- [RECORDS SUPPLIED]
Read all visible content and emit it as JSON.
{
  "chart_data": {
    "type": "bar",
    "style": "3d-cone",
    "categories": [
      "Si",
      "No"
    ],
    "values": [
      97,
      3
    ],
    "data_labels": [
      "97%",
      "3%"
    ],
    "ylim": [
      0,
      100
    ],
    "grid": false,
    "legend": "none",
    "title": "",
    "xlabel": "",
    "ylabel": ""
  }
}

- [WHAT YOU NEED TO DO] Output every record above exactly as it appears.

- [SOLVED PROBLEM]
Read all visible content and emit it as JSON.
{
  "chart_data": {
    "type": "bar",
    "style": "3d-cone",
    "categories": [
      "Si",
      "No"
    ],
    "values": [
      97,
      3
    ],
    "data_labels": [
      "97%",
      "3%"
    ],
    "ylim": [
      0,
      100
    ],
    "grid": false,
    "legend": "none",
    "title": "",
    "xlabel": "",
    "ylabel": ""
  }
}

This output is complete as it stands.